> _Prompt_
Pull each line holding the word "type" from the data.

> _Given data_
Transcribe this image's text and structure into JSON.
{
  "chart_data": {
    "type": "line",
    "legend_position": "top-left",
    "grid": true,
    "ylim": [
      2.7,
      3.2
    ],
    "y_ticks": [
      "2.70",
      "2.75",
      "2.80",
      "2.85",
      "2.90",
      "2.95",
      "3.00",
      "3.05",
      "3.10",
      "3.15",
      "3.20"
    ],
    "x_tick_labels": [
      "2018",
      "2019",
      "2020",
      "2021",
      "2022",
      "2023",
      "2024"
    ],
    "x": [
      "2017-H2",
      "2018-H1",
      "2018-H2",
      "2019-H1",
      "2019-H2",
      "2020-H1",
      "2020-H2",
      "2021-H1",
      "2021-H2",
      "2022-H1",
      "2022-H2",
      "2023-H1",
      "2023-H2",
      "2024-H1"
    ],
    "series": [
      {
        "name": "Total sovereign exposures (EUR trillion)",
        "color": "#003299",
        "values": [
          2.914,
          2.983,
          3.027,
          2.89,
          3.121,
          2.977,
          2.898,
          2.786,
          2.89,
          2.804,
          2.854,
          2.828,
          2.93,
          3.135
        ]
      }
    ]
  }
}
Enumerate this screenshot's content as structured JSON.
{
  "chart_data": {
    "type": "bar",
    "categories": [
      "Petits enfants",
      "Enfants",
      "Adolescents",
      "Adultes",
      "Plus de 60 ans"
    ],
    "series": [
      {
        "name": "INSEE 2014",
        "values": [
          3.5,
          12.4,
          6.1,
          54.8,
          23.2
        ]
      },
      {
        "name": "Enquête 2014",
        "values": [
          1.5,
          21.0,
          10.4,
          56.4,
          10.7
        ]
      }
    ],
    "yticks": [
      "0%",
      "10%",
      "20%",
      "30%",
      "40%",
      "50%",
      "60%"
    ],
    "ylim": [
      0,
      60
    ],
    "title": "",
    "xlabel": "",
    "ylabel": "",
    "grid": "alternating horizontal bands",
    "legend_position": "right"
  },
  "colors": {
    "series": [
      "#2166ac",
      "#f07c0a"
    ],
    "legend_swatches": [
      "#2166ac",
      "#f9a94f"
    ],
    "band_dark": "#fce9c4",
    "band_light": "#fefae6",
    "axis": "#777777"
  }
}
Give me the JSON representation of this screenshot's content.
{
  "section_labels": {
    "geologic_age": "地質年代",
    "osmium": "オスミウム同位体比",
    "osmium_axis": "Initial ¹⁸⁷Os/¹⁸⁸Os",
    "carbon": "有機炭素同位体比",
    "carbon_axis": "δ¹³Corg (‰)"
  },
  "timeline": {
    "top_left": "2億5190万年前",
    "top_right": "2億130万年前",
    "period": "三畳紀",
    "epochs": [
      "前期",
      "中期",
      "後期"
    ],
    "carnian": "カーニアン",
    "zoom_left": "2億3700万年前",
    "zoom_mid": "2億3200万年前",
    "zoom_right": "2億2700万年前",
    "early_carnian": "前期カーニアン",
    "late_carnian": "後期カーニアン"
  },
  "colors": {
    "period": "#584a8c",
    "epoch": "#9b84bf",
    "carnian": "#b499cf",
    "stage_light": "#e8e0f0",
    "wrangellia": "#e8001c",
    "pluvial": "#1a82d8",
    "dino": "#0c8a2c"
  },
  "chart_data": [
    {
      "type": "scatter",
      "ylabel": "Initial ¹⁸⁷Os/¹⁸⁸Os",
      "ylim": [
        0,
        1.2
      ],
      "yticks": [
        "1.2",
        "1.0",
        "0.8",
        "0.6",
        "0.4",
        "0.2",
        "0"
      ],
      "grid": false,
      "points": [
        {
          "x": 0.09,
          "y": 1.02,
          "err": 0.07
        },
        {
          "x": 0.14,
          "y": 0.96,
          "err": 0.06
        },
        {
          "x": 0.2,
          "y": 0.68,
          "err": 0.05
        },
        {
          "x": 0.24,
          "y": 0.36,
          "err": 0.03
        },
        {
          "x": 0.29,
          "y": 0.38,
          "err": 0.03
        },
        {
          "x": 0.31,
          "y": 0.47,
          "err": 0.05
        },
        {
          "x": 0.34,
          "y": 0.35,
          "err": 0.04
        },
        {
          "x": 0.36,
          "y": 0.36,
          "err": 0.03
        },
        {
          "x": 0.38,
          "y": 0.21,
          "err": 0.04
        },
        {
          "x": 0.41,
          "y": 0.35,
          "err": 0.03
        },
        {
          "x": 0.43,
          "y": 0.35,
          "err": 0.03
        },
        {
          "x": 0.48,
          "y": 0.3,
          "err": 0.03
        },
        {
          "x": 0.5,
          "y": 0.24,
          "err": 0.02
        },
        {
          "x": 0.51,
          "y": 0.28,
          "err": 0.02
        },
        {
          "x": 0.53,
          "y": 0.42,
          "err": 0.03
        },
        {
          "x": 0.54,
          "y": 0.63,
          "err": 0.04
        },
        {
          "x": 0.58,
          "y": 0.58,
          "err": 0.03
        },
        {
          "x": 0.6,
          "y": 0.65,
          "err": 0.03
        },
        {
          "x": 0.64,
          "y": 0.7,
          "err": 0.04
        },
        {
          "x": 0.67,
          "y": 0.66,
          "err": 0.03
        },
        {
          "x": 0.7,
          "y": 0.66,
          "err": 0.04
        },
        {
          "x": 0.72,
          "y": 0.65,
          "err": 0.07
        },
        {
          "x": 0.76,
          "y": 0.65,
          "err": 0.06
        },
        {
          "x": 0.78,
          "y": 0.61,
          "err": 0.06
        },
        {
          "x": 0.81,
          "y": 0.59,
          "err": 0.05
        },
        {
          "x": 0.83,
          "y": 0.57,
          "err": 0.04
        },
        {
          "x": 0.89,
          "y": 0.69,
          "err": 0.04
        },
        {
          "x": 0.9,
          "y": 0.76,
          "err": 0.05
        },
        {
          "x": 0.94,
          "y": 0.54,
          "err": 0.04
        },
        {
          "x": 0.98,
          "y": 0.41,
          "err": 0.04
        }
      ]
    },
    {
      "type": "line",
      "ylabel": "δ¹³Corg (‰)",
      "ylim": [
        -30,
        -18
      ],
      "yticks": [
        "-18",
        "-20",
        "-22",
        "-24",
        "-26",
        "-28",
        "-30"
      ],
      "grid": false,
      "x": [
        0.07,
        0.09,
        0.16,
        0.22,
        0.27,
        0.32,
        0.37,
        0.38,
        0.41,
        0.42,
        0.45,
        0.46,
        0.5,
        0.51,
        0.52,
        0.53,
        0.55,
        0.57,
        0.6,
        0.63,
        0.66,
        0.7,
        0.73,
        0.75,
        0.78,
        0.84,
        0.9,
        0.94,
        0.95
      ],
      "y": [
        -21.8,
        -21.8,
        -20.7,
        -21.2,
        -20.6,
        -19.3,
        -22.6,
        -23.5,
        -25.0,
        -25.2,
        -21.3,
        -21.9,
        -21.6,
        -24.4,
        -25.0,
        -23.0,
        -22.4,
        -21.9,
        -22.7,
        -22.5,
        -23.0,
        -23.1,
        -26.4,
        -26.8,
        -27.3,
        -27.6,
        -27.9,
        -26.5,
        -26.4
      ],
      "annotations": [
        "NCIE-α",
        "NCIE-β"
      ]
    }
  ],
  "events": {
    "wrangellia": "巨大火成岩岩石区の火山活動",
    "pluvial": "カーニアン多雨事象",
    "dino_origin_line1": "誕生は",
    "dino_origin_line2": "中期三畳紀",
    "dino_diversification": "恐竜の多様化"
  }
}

> _Complete answer_
    "type": "line",
    "type": "bar",
      "type": "scatter",
      "type": "line",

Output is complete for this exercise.